** begin **

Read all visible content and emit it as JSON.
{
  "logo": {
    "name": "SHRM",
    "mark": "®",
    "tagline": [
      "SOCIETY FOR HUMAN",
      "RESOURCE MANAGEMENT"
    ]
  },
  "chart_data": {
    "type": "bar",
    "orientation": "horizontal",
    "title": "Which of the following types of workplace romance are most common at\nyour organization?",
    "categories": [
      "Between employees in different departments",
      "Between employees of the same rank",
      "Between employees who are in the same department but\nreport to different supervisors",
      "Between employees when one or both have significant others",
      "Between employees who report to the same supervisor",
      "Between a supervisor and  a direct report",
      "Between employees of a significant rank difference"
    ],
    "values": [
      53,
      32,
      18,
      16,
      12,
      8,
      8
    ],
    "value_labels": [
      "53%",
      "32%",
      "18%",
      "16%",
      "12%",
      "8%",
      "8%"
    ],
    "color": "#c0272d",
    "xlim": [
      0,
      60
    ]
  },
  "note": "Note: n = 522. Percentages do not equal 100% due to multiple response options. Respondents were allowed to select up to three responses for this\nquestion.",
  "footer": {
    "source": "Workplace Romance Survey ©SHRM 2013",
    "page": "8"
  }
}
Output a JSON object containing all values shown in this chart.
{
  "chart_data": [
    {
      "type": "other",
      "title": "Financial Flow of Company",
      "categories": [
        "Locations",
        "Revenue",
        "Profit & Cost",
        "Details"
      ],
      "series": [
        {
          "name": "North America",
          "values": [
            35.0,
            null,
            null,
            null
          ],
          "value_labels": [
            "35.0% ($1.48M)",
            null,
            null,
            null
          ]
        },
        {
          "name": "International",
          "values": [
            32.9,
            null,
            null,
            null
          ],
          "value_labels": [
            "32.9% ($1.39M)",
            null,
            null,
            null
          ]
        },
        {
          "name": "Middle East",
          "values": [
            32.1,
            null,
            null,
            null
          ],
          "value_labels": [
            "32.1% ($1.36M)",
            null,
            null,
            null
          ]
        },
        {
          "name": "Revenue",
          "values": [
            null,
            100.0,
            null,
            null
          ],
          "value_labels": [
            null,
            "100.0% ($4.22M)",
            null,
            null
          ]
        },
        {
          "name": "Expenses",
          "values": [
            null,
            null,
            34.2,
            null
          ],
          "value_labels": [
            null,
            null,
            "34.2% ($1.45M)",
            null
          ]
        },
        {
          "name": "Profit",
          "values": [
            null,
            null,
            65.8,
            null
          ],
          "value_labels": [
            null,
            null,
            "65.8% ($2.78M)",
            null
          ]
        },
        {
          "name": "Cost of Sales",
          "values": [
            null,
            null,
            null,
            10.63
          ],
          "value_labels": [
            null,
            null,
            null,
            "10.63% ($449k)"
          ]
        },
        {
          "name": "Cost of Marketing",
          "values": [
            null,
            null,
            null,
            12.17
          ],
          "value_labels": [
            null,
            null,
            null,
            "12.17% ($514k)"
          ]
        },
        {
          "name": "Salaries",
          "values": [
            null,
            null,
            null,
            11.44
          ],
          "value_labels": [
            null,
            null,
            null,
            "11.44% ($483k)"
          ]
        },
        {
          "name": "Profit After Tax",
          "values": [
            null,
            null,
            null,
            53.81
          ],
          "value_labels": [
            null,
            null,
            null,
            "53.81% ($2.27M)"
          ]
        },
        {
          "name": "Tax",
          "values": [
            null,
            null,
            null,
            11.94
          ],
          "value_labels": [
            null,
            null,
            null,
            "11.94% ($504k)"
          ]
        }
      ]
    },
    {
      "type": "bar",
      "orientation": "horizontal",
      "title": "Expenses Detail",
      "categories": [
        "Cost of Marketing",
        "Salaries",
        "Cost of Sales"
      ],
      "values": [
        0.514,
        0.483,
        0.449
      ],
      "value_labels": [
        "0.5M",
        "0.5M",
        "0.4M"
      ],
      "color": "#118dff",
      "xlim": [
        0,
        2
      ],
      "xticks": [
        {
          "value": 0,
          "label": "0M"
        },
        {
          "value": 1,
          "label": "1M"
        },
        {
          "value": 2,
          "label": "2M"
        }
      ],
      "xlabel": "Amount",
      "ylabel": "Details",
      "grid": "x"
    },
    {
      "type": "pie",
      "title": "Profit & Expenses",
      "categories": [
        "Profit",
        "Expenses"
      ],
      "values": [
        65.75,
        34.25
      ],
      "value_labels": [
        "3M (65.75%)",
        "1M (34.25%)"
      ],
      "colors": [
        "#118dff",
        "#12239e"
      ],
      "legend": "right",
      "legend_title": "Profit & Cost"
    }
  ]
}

** end **

OBJECTIVE: Nothing but a number is needed here: how many lines hold the string "Cost"?

SOLUTION TO THE EXERCISE: 6